> [What is needed]:
Every line below is to be quoted exactly, with nothing added or dropped.

> [Supplied material]:
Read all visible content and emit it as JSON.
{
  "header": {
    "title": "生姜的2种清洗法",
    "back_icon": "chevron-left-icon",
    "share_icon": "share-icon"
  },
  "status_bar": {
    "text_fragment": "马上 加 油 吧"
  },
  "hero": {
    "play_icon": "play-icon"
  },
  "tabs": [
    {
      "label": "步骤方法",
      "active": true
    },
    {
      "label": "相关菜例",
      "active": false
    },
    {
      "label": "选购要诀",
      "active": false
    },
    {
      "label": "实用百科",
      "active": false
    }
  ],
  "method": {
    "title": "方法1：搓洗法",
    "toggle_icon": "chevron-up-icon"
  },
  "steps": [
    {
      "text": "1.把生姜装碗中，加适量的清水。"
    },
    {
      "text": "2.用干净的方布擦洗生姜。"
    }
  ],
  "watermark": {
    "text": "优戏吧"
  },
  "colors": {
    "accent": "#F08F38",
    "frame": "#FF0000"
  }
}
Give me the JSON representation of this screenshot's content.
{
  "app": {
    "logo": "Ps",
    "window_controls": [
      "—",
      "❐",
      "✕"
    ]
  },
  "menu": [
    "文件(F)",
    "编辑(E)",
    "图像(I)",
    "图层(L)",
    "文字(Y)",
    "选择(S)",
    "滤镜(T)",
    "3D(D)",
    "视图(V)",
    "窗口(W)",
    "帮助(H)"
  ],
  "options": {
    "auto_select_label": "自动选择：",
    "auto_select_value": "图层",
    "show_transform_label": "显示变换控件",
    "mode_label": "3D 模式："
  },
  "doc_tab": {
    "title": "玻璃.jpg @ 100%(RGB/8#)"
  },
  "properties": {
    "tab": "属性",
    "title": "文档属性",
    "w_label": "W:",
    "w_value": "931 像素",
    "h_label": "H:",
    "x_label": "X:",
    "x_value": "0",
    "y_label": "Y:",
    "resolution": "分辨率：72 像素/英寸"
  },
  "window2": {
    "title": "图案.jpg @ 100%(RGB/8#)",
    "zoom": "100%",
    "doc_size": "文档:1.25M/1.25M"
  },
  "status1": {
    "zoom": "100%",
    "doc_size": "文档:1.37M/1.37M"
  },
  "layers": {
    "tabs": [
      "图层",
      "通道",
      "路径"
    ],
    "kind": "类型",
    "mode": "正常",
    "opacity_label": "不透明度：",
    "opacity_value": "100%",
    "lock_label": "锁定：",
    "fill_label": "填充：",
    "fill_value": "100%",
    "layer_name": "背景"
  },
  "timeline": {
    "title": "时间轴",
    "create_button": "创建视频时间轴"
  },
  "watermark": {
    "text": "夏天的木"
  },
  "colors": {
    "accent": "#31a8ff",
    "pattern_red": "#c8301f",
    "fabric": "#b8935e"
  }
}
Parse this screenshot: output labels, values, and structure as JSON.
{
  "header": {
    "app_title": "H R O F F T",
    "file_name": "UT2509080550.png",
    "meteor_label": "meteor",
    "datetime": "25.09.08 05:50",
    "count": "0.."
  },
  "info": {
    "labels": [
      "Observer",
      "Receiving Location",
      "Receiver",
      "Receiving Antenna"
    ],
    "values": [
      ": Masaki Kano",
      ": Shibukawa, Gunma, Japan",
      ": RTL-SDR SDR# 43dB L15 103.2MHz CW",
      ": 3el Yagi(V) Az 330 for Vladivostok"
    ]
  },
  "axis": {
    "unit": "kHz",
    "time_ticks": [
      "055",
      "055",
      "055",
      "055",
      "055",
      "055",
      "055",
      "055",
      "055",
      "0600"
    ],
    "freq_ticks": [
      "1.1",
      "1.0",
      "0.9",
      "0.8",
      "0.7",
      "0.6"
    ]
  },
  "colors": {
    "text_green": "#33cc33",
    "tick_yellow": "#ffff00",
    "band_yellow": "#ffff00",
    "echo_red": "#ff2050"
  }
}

> [Exercise result]:
Read all visible content and emit it as JSON.
{
  "header": {
    "title": "生姜的2种清洗法",
    "back_icon": "chevron-left-icon",
    "share_icon": "share-icon"
  },
  "status_bar": {
    "text_fragment": "马上 加 油 吧"
  },
  "hero": {
    "play_icon": "play-icon"
  },
  "tabs": [
    {
      "label": "步骤方法",
      "active": true
    },
    {
      "label": "相关菜例",
      "active": false
    },
    {
      "label": "选购要诀",
      "active": false
    },
    {
      "label": "实用百科",
      "active": false
    }
  ],
  "method": {
    "title": "方法1：搓洗法",
    "toggle_icon": "chevron-up-icon"
  },
  "steps": [
    {
      "text": "1.把生姜装碗中，加适量的清水。"
    },
    {
      "text": "2.用干净的方布擦洗生姜。"
    }
  ],
  "watermark": {
    "text": "优戏吧"
  },
  "colors": {
    "accent": "#F08F38",
    "frame": "#FF0000"
  }
}
Give me the JSON representation of this screenshot's content.
{
  "app": {
    "logo": "Ps",
    "window_controls": [
      "—",
      "❐",
      "✕"
    ]
  },
  "menu": [
    "文件(F)",
    "编辑(E)",
    "图像(I)",
    "图层(L)",
    "文字(Y)",
    "选择(S)",
    "滤镜(T)",
    "3D(D)",
    "视图(V)",
    "窗口(W)",
    "帮助(H)"
  ],
  "options": {
    "auto_select_label": "自动选择：",
    "auto_select_value": "图层",
    "show_transform_label": "显示变换控件",
    "mode_label": "3D 模式："
  },
  "doc_tab": {
    "title": "玻璃.jpg @ 100%(RGB/8#)"
  },
  "properties": {
    "tab": "属性",
    "title": "文档属性",
    "w_label": "W:",
    "w_value": "931 像素",
    "h_label": "H:",
    "x_label": "X:",
    "x_value": "0",
    "y_label": "Y:",
    "resolution": "分辨率：72 像素/英寸"
  },
  "window2": {
    "title": "图案.jpg @ 100%(RGB/8#)",
    "zoom": "100%",
    "doc_size": "文档:1.25M/1.25M"
  },
  "status1": {
    "zoom": "100%",
    "doc_size": "文档:1.37M/1.37M"
  },
  "layers": {
    "tabs": [
      "图层",
      "通道",
      "路径"
    ],
    "kind": "类型",
    "mode": "正常",
    "opacity_label": "不透明度：",
    "opacity_value": "100%",
    "lock_label": "锁定：",
    "fill_label": "填充：",
    "fill_value": "100%",
    "layer_name": "背景"
  },
  "timeline": {
    "title": "时间轴",
    "create_button": "创建视频时间轴"
  },
  "watermark": {
    "text": "夏天的木"
  },
  "colors": {
    "accent": "#31a8ff",
    "pattern_red": "#c8301f",
    "fabric": "#b8935e"
  }
}
Parse this screenshot: output labels, values, and structure as JSON.
{
  "header": {
    "app_title": "H R O F F T",
    "file_name": "UT2509080550.png",
    "meteor_label": "meteor",
    "datetime": "25.09.08 05:50",
    "count": "0.."
  },
  "info": {
    "labels": [
      "Observer",
      "Receiving Location",
      "Receiver",
      "Receiving Antenna"
    ],
    "values": [
      ": Masaki Kano",
      ": Shibukawa, Gunma, Japan",
      ": RTL-SDR SDR# 43dB L15 103.2MHz CW",
      ": 3el Yagi(V) Az 330 for Vladivostok"
    ]
  },
  "axis": {
    "unit": "kHz",
    "time_ticks": [
      "055",
      "055",
      "055",
      "055",
      "055",
      "055",
      "055",
      "055",
      "055",
      "0600"
    ],
    "freq_ticks": [
      "1.1",
      "1.0",
      "0.9",
      "0.8",
      "0.7",
      "0.6"
    ]
  },
  "colors": {
    "text_green": "#33cc33",
    "tick_yellow": "#ffff00",
    "band_yellow": "#ffff00",
    "echo_red": "#ff2050"
  }
}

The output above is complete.